Exercise instructions → If a line of the records contains the word "Generic", list it.

#### Supplied material ####

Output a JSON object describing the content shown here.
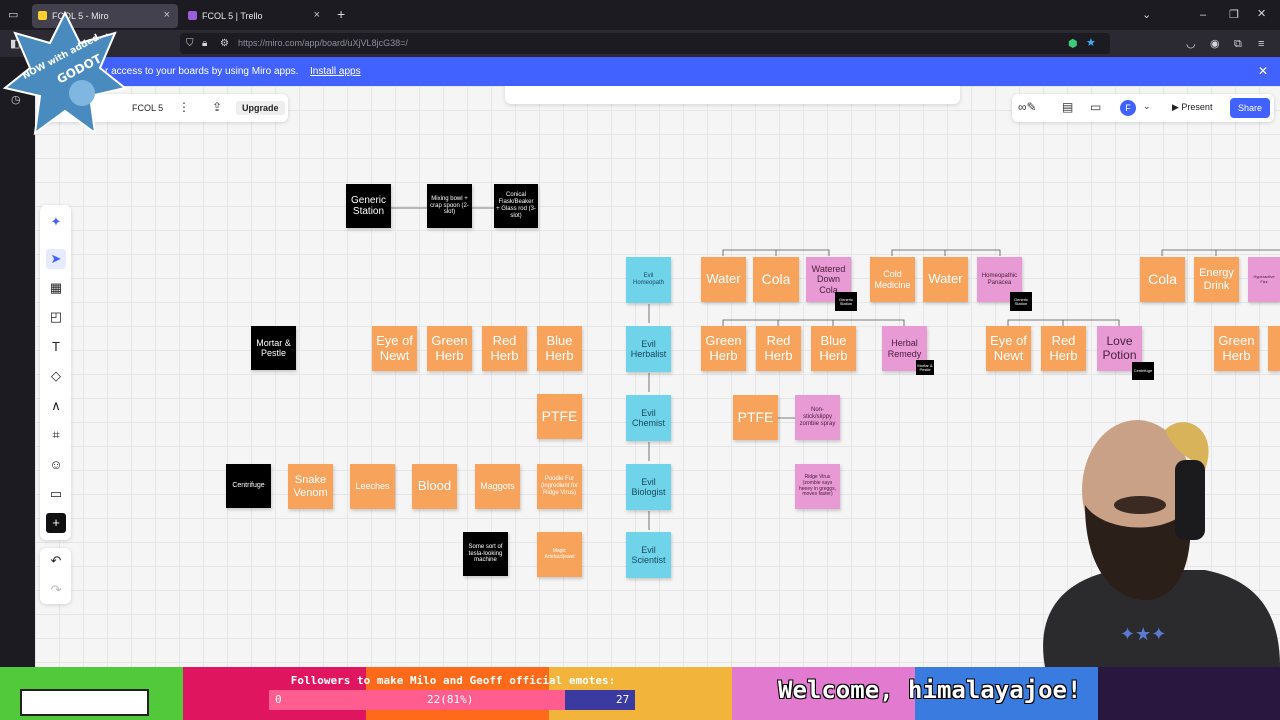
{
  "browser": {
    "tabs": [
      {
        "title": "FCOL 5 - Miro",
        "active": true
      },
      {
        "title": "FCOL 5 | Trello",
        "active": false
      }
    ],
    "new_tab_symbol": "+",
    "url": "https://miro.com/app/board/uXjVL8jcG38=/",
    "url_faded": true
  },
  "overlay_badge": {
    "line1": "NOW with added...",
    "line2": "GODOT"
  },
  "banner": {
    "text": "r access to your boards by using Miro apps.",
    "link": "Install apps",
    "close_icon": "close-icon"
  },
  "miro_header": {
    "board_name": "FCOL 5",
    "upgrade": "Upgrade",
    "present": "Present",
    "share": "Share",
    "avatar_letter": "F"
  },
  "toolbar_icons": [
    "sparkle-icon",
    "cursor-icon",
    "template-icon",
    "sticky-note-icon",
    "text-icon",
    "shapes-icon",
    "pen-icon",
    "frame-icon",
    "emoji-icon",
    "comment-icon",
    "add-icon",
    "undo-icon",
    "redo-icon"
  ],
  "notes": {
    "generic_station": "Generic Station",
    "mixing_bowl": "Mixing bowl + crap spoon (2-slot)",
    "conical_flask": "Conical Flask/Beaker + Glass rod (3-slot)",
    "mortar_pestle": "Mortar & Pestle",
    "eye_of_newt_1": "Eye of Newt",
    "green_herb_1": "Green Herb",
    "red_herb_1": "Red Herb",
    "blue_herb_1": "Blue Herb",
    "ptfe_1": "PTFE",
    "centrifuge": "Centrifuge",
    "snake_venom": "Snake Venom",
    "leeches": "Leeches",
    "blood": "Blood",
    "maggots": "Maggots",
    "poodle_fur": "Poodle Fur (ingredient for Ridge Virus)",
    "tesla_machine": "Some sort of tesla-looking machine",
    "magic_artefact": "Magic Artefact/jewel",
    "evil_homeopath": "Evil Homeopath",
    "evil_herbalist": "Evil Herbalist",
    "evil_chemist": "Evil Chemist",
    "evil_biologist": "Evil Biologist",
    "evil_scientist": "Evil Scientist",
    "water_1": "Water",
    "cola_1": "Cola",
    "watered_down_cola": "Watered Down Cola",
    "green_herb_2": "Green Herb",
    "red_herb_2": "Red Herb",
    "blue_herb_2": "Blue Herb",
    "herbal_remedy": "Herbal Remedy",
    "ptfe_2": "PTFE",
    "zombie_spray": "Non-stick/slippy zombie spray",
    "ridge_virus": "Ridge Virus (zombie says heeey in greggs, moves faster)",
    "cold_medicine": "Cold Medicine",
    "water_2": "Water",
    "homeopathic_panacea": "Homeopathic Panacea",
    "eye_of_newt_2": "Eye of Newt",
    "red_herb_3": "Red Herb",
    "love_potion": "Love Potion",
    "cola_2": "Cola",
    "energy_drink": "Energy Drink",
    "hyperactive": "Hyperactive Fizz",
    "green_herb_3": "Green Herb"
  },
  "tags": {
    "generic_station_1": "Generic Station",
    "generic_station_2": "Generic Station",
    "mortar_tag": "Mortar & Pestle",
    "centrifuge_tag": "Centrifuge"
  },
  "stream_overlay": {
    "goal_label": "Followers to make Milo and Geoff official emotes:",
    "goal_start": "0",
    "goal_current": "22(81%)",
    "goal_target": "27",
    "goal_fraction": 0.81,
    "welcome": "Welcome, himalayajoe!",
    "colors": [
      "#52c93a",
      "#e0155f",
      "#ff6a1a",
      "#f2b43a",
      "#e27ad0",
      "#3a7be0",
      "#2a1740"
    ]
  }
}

####

Solution to this task →
    "generic_station": "Generic Station",
    "generic_station_1": "Generic Station",
    "generic_station_2": "Generic Station",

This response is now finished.